» Problem details
In this exercise, return the whole listing exactly, excluding any images.

» Provided information
=-=-=

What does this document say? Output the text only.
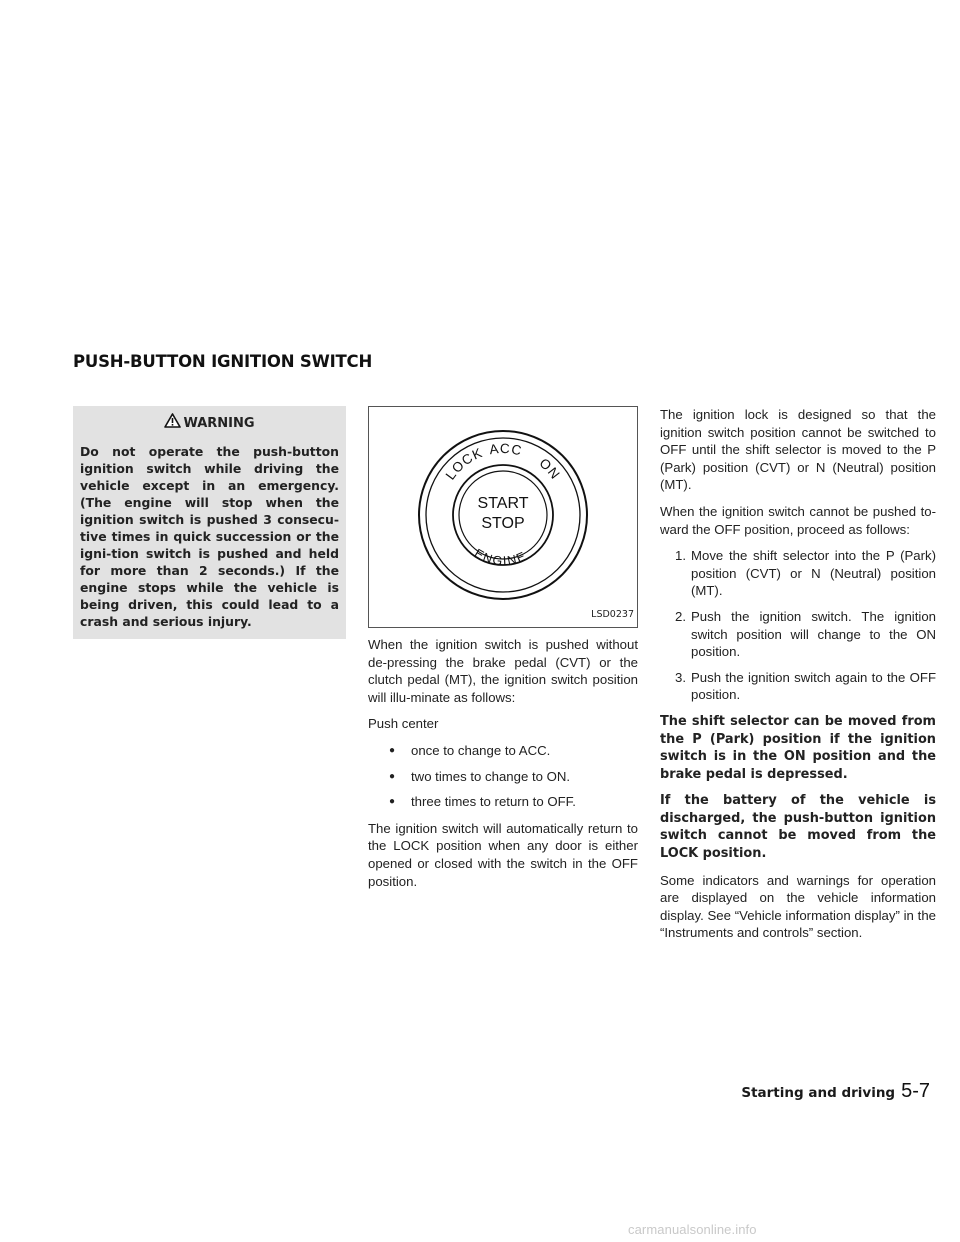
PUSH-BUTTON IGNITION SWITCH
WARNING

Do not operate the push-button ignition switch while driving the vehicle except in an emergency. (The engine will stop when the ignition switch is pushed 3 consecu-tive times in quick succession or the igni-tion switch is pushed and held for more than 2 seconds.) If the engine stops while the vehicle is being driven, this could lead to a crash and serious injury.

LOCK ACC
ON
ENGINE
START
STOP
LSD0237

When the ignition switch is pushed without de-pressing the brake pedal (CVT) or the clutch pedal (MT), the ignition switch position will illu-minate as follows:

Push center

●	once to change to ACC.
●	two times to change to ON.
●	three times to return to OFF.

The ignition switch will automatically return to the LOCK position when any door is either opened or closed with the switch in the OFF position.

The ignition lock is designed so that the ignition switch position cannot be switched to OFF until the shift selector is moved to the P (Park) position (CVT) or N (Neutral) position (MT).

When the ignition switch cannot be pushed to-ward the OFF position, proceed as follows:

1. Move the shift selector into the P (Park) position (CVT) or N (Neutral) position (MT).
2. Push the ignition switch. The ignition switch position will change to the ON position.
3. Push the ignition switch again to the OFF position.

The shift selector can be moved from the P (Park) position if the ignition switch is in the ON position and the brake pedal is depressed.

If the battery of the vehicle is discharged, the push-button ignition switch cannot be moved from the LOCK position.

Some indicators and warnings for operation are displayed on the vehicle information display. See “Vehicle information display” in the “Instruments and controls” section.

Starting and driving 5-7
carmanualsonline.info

=-=-=

» Result of this exercise
What does this document say? Output the text only.
PUSH-BUTTON IGNITION SWITCH
WARNING

Do not operate the push-button ignition switch while driving the vehicle except in an emergency. (The engine will stop when the ignition switch is pushed 3 consecu-tive times in quick succession or the igni-tion switch is pushed and held for more than 2 seconds.) If the engine stops while the vehicle is being driven, this could lead to a crash and serious injury.

LOCK ACC
ON
ENGINE
START
STOP
LSD0237

When the ignition switch is pushed without de-pressing the brake pedal (CVT) or the clutch pedal (MT), the ignition switch position will illu-minate as follows:

Push center

●	once to change to ACC.
●	two times to change to ON.
●	three times to return to OFF.

The ignition switch will automatically return to the LOCK position when any door is either opened or closed with the switch in the OFF position.

The ignition lock is designed so that the ignition switch position cannot be switched to OFF until the shift selector is moved to the P (Park) position (CVT) or N (Neutral) position (MT).

When the ignition switch cannot be pushed to-ward the OFF position, proceed as follows:

1. Move the shift selector into the P (Park) position (CVT) or N (Neutral) position (MT).
2. Push the ignition switch. The ignition switch position will change to the ON position.
3. Push the ignition switch again to the OFF position.

The shift selector can be moved from the P (Park) position if the ignition switch is in the ON position and the brake pedal is depressed.

If the battery of the vehicle is discharged, the push-button ignition switch cannot be moved from the LOCK position.

Some indicators and warnings for operation are displayed on the vehicle information display. See “Vehicle information display” in the “Instruments and controls” section.

Starting and driving 5-7
carmanualsonline.info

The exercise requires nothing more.